#### [SOURCE EXTRACT]
----------

A learner, even if taken away from his computer for coursework  at a dedicated “e-learning terminal” carries the world with him in his mind (not to mention phones and tablets!). It is beneficial, if done thoughtfully, to invite the world at his fingertips into the course. Make a browser search part of a directed activity. Require that he IM his manager at key points throughout the e-learning course. Perhaps he’ll be directed to add to the intranet forum on the given topic. Why not? Learning is not separate from, but an important part of his working life. The outside world is not a threat if we bend it to our needs.

What’s more, for many topics the tool he uses to train on – his computer – is the same tool he uses to complete tasks. All the better! He is much more apt to remember and transfer his e-learning lesson when he is supported by the same visual and environmental cues that were there when he first learned it.

Learning is there to be found: How about an atlas?

----------

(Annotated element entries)
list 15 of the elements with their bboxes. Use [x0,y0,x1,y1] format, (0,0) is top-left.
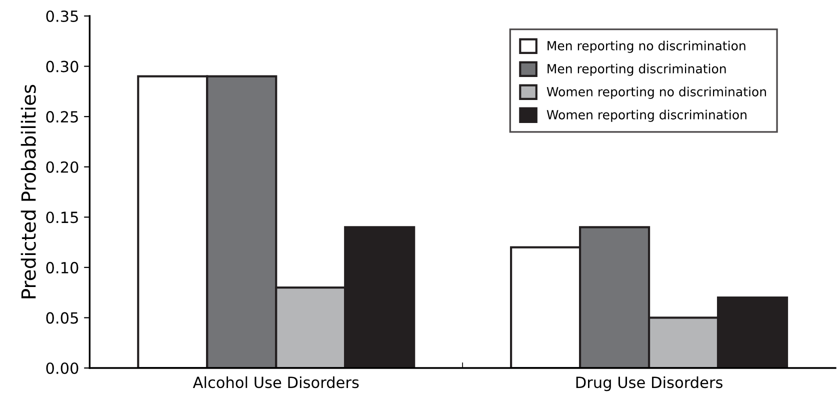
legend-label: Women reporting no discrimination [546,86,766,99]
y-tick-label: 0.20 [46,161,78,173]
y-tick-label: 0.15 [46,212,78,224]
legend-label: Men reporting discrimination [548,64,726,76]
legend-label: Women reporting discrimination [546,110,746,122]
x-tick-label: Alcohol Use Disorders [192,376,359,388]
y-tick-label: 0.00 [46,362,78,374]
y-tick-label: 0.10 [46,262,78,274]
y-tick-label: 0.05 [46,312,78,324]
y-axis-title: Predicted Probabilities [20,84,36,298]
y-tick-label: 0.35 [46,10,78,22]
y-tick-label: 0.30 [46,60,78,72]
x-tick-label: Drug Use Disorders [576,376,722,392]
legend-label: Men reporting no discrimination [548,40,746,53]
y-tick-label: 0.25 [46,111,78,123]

----------

#### [SET EXERCISE 1]
In the e-learning text, what helps a learner remember and transfer his lesson?
#### [SET EXERCISE 2]
Continue the e-learning text after its final line, "Learning is there to be found: How about an atlas?"
The records were taken from a source separate from the e-learning text.

#### [EXPECTED ANSWER 1]
Being supported by the same visual and environmental cues that were there when he first learned it.

#### [EXPECTED ANSWER 2]
9 Aug

Yesterday I had the pleasure to facilitate our home-grown, Portland-based learning professional’s group, the Collaborative Learning Network. (A big hats off to the IdeaLearning Group for bringing the CLN to life.) The topic I chose was the (purposely) vaguely titled, “The Evolving Role of the Modern Training Professional.”

I was equal parts heartened and disappointed to hear that pretty much everyone else was having the same struggle I was in figuring out how to leverage our world awash with digital artifacts into something to empower learners’ ability to take charge of their own learning. We touched on the idea that curated content could be an answer: Either curated and served in a defined “pool” of content, or learner-discovered and curated collections to demonstrate one type of learning outcome.

While we barely scratched the surface, the idea of curation has been rolling around my head a lot lately. A future topic for CLN, perhaps?

Serendipitously, while I was flipping though my scoop.it recommendations this morning, I came across The EduPunks’ Atlas of Lifelong Learning. A periodic table of sorts (and sort-able!), it organizes a galaxy of learning portals for the motivated seeker. While it has an academic bent, it’s got me wondering if something similar might work for specific adult learning/training topics.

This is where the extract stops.